*** Records for processing ***

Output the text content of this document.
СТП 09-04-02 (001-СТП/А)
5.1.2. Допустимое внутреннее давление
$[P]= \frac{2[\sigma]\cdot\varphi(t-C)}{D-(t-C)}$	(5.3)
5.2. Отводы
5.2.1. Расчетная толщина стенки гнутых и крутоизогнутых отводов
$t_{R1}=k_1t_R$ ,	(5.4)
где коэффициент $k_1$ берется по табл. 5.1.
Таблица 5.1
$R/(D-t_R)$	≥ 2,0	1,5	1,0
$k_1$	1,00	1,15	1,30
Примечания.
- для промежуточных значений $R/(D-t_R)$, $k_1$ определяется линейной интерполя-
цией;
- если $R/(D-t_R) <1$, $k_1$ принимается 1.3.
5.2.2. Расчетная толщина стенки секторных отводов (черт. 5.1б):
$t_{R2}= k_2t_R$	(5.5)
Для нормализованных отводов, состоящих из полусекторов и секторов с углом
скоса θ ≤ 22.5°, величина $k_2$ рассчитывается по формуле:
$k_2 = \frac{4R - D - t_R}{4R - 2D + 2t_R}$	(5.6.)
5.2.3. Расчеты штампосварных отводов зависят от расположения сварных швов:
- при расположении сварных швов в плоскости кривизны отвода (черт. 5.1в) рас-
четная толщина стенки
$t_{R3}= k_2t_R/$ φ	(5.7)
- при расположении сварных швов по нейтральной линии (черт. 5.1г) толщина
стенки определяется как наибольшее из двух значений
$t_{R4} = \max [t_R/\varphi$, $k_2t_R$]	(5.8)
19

***
*** Records for processing ***

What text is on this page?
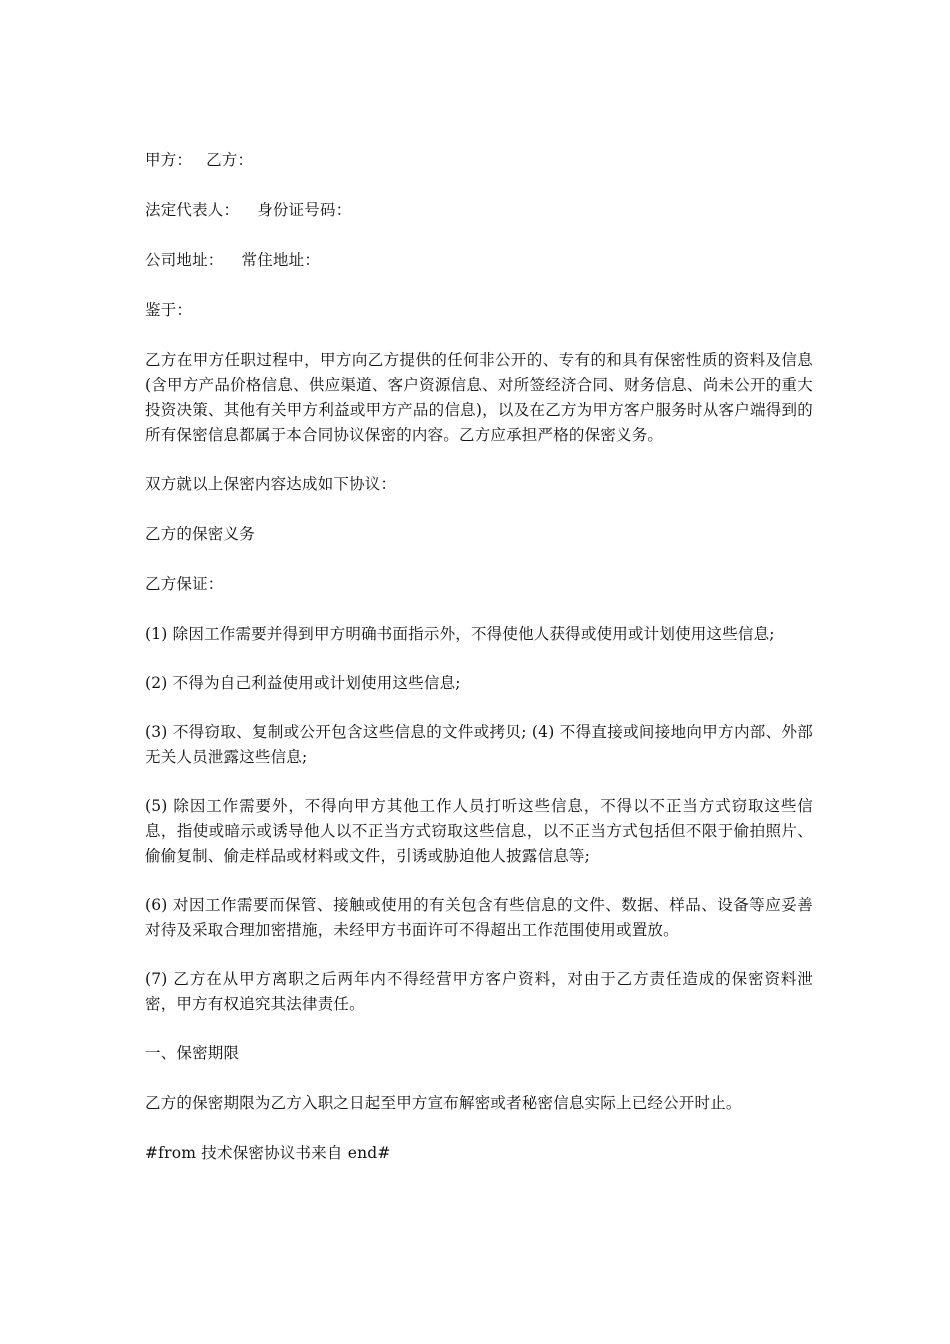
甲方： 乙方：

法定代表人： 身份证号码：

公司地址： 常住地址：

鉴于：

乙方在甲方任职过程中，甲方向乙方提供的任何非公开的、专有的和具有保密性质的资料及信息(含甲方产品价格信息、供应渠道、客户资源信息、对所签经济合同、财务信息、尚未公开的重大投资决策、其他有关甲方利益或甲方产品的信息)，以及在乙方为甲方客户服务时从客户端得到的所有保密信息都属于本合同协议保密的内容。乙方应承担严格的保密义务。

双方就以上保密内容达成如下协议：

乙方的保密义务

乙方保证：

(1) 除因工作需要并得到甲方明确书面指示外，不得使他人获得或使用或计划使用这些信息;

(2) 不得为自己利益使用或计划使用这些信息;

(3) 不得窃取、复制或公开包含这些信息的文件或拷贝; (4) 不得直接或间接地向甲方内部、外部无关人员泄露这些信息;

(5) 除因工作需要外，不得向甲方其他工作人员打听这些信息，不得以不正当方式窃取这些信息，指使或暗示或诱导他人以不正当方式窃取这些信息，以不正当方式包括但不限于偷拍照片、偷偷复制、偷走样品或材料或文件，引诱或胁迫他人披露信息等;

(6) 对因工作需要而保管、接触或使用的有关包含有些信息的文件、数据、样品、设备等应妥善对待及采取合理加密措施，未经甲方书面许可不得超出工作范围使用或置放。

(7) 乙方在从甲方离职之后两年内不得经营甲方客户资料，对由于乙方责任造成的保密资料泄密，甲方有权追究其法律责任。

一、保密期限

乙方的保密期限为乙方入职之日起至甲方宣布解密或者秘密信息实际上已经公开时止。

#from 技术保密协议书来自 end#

***

Scan the records above for the string "черт", then report every line that contains it.

Response to this task:
5.2.2. Расчетная толщина стенки секторных отводов (черт. 5.1б):
- при расположении сварных швов в плоскости кривизны отвода (черт. 5.1в) рас-
- при расположении сварных швов по нейтральной линии (черт. 5.1г) толщина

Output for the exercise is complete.